• Task brief
Extract every line of the items below and reproduce each one word for word, without any change.

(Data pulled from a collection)
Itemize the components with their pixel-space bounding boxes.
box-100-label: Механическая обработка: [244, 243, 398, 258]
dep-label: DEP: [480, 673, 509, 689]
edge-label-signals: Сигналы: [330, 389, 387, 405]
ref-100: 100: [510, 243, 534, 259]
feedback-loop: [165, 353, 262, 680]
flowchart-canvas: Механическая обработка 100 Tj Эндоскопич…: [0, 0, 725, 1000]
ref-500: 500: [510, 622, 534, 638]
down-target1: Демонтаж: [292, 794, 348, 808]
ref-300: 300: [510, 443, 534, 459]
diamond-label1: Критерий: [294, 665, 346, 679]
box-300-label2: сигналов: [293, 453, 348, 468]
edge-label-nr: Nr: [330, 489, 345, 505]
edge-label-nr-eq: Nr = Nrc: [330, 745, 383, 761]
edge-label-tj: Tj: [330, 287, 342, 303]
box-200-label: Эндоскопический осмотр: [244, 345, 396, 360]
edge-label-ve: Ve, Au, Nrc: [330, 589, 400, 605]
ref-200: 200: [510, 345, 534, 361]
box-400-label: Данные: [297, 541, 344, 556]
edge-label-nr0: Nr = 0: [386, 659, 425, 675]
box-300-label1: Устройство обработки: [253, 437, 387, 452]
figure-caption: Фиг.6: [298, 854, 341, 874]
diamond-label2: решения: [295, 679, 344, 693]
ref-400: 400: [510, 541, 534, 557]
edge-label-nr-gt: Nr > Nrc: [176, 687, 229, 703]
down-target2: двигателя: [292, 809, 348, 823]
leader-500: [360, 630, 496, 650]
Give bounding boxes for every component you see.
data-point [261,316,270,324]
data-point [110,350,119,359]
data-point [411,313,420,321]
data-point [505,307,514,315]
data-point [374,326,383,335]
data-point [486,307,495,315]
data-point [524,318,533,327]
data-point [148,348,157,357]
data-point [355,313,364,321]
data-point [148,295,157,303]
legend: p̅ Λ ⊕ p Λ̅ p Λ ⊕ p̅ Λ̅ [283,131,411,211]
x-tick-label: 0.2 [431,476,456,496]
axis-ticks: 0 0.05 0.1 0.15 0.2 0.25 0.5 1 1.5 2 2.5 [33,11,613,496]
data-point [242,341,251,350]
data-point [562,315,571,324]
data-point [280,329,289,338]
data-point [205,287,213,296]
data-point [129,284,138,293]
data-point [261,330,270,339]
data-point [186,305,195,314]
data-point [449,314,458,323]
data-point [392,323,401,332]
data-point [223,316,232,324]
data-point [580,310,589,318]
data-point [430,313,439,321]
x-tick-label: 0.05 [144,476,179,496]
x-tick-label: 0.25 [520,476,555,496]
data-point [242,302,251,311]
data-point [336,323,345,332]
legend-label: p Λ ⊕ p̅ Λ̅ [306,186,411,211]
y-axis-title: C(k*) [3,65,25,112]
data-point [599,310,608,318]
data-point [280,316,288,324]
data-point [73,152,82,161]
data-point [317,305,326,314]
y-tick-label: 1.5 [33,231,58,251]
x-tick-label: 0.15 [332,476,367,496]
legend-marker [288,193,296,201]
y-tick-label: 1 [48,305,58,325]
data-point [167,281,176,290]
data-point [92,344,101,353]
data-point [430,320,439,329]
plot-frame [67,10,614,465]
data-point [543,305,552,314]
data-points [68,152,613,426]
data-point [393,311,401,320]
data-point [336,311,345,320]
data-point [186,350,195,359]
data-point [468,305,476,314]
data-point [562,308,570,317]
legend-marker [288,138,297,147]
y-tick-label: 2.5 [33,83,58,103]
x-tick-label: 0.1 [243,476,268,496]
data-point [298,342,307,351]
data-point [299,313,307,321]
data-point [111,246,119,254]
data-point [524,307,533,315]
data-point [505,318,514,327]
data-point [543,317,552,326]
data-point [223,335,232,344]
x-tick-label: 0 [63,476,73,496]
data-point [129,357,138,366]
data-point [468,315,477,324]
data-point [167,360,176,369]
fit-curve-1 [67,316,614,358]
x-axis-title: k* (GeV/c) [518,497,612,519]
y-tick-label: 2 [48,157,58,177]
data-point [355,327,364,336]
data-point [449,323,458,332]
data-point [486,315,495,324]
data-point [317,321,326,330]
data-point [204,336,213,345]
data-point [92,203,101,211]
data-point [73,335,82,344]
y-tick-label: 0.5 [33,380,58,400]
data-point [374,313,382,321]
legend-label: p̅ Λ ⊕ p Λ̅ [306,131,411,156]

• Solution for this exercise
Itemize the components with their pixel-space bounding boxes.
box-100-label: Механическая обработка: [244, 243, 398, 258]
dep-label: DEP: [480, 673, 509, 689]
edge-label-signals: Сигналы: [330, 389, 387, 405]
ref-100: 100: [510, 243, 534, 259]
feedback-loop: [165, 353, 262, 680]
flowchart-canvas: Механическая обработка 100 Tj Эндоскопич…: [0, 0, 725, 1000]
ref-500: 500: [510, 622, 534, 638]
down-target1: Демонтаж: [292, 794, 348, 808]
ref-300: 300: [510, 443, 534, 459]
diamond-label1: Критерий: [294, 665, 346, 679]
box-300-label2: сигналов: [293, 453, 348, 468]
edge-label-nr: Nr: [330, 489, 345, 505]
edge-label-nr-eq: Nr = Nrc: [330, 745, 383, 761]
edge-label-tj: Tj: [330, 287, 342, 303]
box-200-label: Эндоскопический осмотр: [244, 345, 396, 360]
edge-label-ve: Ve, Au, Nrc: [330, 589, 400, 605]
ref-200: 200: [510, 345, 534, 361]
box-400-label: Данные: [297, 541, 344, 556]
edge-label-nr0: Nr = 0: [386, 659, 425, 675]
box-300-label1: Устройство обработки: [253, 437, 387, 452]
figure-caption: Фиг.6: [298, 854, 341, 874]
diamond-label2: решения: [295, 679, 344, 693]
ref-400: 400: [510, 541, 534, 557]
edge-label-nr-gt: Nr > Nrc: [176, 687, 229, 703]
down-target2: двигателя: [292, 809, 348, 823]
leader-500: [360, 630, 496, 650]
Give bounding boxes for every component you see.
data-point [261,316,270,324]
data-point [110,350,119,359]
data-point [411,313,420,321]
data-point [505,307,514,315]
data-point [374,326,383,335]
data-point [486,307,495,315]
data-point [524,318,533,327]
data-point [148,348,157,357]
data-point [355,313,364,321]
data-point [148,295,157,303]
legend: p̅ Λ ⊕ p Λ̅ p Λ ⊕ p̅ Λ̅ [283,131,411,211]
x-tick-label: 0.2 [431,476,456,496]
axis-ticks: 0 0.05 0.1 0.15 0.2 0.25 0.5 1 1.5 2 2.5 [33,11,613,496]
data-point [242,341,251,350]
data-point [562,315,571,324]
data-point [280,329,289,338]
data-point [205,287,213,296]
data-point [129,284,138,293]
data-point [261,330,270,339]
data-point [186,305,195,314]
data-point [449,314,458,323]
data-point [392,323,401,332]
data-point [223,316,232,324]
data-point [580,310,589,318]
data-point [430,313,439,321]
x-tick-label: 0.05 [144,476,179,496]
x-tick-label: 0.25 [520,476,555,496]
data-point [242,302,251,311]
data-point [336,323,345,332]
legend-label: p Λ ⊕ p̅ Λ̅ [306,186,411,211]
y-axis-title: C(k*) [3,65,25,112]
data-point [599,310,608,318]
data-point [280,316,288,324]
data-point [73,152,82,161]
data-point [317,305,326,314]
y-tick-label: 1.5 [33,231,58,251]
x-tick-label: 0.15 [332,476,367,496]
legend-marker [288,193,296,201]
y-tick-label: 1 [48,305,58,325]
data-point [167,281,176,290]
data-point [92,344,101,353]
data-point [430,320,439,329]
plot-frame [67,10,614,465]
data-point [543,305,552,314]
data-points [68,152,613,426]
data-point [393,311,401,320]
data-point [336,311,345,320]
data-point [186,350,195,359]
data-point [468,305,476,314]
data-point [562,308,570,317]
legend-marker [288,138,297,147]
y-tick-label: 2.5 [33,83,58,103]
x-tick-label: 0.1 [243,476,268,496]
data-point [298,342,307,351]
data-point [299,313,307,321]
data-point [111,246,119,254]
data-point [524,307,533,315]
data-point [505,318,514,327]
data-point [543,317,552,326]
data-point [223,335,232,344]
x-tick-label: 0 [63,476,73,496]
data-point [129,357,138,366]
data-point [468,315,477,324]
data-point [167,360,176,369]
fit-curve-1 [67,316,614,358]
x-axis-title: k* (GeV/c) [518,497,612,519]
y-tick-label: 2 [48,157,58,177]
data-point [355,327,364,336]
data-point [449,323,458,332]
data-point [486,315,495,324]
data-point [317,321,326,330]
data-point [204,336,213,345]
data-point [92,203,101,211]
data-point [73,335,82,344]
y-tick-label: 0.5 [33,380,58,400]
data-point [374,313,382,321]
legend-label: p̅ Λ ⊕ p Λ̅ [306,131,411,156]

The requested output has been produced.